Excerpted passage:

* start *

I’m writing this evening, as my chunk of the Eastern Seaboard is lashed by rain.  At least it’s warm–unseasonably so–because there’s not much worse than a cold, soaking rain.  Most of the time, rain (of any sort) isn’t unusual, this time of year. This time around, though, its origin is a little odd.

This is the remnants of Hurricane Patricia. The oddity is that Patricia was a Pacific Ocean hurricane.  She got huge, quickly, and made landfall over the weekend in Mexico (no casualties, thankfully, so they’ve got that going for them), then crossed over the central Mexican mountains into the Gulf, and ran up to the north and east. Much weakened, naturally–just some rain, maybe some moderate winds.  But the fact remains, it’s unusual for a storm to start ‘way over there, and continue through to ‘way over here.  Can you say, “climate change”?

From a scientific point of view, I think this is a bigger deal than I’m seeing made of it.  (I could be wrong, to be fair…)  The storm had to be tall to cross those mountains. I mean, they aren’t exactly small mountains–which I’ve had to explain to a few folks here in the East, who’ve never seen anything bigger than the Appalachians.  The Rockies and Sierra Nevadas make them look like anthills.  (The Tien Shan seemed an order of magnitude bigger yet, but that’s a story for another time.)

* end *

Directive: Copy the passage about Hurricane Patricia's remnants word for word, between "I’m writing this" and "a little odd.", inclusive. Rely only on the text when answering.

Information shown:
* start *

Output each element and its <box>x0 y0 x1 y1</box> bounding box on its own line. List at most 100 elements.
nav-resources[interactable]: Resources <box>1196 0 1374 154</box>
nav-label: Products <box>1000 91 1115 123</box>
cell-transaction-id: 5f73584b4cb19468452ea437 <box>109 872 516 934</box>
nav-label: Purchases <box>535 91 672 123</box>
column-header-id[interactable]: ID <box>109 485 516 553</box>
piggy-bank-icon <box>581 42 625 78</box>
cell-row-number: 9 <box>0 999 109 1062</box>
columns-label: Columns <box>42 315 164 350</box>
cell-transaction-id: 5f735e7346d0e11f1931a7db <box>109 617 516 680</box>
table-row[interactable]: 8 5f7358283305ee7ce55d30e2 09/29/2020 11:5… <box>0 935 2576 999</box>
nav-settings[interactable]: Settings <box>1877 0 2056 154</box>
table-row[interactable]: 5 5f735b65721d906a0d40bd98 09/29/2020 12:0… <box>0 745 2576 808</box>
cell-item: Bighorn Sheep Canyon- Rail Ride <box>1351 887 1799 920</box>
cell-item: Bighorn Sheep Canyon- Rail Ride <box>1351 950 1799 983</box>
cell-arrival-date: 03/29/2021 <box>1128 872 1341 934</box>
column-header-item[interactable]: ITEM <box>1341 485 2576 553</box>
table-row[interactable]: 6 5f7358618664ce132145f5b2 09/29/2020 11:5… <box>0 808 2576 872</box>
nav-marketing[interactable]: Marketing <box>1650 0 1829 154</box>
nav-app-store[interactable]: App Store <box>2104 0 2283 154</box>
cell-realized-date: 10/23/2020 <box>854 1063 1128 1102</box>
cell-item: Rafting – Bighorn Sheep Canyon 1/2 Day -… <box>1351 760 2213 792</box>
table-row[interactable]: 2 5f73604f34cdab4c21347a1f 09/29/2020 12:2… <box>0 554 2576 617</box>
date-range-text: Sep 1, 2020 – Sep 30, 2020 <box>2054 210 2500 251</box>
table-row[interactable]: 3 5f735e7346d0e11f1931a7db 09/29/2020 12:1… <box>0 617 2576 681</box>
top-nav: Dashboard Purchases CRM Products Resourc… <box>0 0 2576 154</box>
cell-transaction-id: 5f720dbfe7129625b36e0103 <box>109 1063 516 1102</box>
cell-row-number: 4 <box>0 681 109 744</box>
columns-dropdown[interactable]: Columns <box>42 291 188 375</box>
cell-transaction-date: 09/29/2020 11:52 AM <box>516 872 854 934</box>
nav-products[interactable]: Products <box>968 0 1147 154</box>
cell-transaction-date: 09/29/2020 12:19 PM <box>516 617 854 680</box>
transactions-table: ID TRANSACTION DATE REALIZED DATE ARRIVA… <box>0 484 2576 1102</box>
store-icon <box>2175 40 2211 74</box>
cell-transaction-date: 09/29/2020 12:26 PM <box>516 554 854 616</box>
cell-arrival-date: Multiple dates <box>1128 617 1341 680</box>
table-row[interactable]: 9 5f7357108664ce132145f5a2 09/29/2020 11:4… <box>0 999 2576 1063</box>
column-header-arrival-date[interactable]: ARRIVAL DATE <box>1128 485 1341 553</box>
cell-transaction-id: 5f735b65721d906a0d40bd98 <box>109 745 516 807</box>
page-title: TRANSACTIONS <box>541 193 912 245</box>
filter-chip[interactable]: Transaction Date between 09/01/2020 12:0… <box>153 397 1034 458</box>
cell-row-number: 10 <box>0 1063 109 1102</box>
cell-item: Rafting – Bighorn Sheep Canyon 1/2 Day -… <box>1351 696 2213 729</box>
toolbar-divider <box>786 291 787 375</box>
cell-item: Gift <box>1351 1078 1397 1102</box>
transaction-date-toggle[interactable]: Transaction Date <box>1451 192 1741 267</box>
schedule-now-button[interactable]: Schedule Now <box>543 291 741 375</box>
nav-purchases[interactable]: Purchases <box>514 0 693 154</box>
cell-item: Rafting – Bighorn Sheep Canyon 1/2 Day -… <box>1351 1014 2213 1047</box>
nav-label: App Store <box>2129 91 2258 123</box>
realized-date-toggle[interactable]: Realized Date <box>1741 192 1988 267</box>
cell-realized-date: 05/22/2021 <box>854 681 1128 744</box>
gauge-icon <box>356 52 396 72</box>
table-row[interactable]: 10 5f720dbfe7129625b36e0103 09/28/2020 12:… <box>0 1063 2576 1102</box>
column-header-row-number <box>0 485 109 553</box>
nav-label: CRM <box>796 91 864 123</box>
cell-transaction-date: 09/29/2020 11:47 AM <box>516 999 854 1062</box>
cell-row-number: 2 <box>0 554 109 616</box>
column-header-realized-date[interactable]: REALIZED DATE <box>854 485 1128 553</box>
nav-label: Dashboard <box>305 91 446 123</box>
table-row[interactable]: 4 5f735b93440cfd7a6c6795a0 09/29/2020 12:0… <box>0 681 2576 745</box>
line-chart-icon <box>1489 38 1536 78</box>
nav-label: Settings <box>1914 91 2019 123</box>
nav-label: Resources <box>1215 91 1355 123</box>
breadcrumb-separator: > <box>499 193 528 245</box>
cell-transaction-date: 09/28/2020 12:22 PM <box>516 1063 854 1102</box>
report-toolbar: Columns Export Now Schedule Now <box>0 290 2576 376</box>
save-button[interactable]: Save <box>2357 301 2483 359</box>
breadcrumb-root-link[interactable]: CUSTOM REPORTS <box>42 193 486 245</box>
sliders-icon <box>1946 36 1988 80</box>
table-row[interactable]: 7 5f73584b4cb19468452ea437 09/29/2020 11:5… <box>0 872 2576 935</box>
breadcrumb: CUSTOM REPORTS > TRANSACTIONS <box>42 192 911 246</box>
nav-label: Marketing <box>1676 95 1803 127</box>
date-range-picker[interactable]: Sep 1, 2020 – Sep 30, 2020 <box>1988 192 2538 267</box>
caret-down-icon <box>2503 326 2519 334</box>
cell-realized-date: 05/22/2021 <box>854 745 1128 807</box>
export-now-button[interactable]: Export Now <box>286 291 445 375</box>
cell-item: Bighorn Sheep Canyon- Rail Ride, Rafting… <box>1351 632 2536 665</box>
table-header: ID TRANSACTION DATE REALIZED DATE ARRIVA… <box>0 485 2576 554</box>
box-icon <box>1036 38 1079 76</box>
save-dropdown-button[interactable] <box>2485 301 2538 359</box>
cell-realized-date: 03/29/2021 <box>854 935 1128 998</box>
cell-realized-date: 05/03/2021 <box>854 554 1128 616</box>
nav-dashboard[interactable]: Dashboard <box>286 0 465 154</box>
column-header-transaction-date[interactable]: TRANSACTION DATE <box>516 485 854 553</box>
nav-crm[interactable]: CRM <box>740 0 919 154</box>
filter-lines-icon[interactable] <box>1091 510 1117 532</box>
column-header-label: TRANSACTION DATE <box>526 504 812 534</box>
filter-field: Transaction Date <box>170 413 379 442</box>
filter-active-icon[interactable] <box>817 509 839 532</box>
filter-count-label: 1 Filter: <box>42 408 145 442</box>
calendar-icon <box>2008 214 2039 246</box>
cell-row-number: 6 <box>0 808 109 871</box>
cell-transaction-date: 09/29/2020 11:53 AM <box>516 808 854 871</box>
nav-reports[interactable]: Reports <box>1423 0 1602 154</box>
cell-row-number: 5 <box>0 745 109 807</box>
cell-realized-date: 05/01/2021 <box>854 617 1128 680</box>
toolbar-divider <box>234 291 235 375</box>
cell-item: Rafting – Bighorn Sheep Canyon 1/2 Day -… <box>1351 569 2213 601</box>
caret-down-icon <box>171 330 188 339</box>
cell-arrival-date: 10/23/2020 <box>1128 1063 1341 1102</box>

* end *

Output of the exercise:
I’m writing this evening, as my chunk of the Eastern Seaboard is lashed by rain.  At least it’s warm–unseasonably so–because there’s not much worse than a cold, soaking rain.  Most of the time, rain (of any sort) isn’t unusual, this time of year. This time around, though, its origin is a little odd.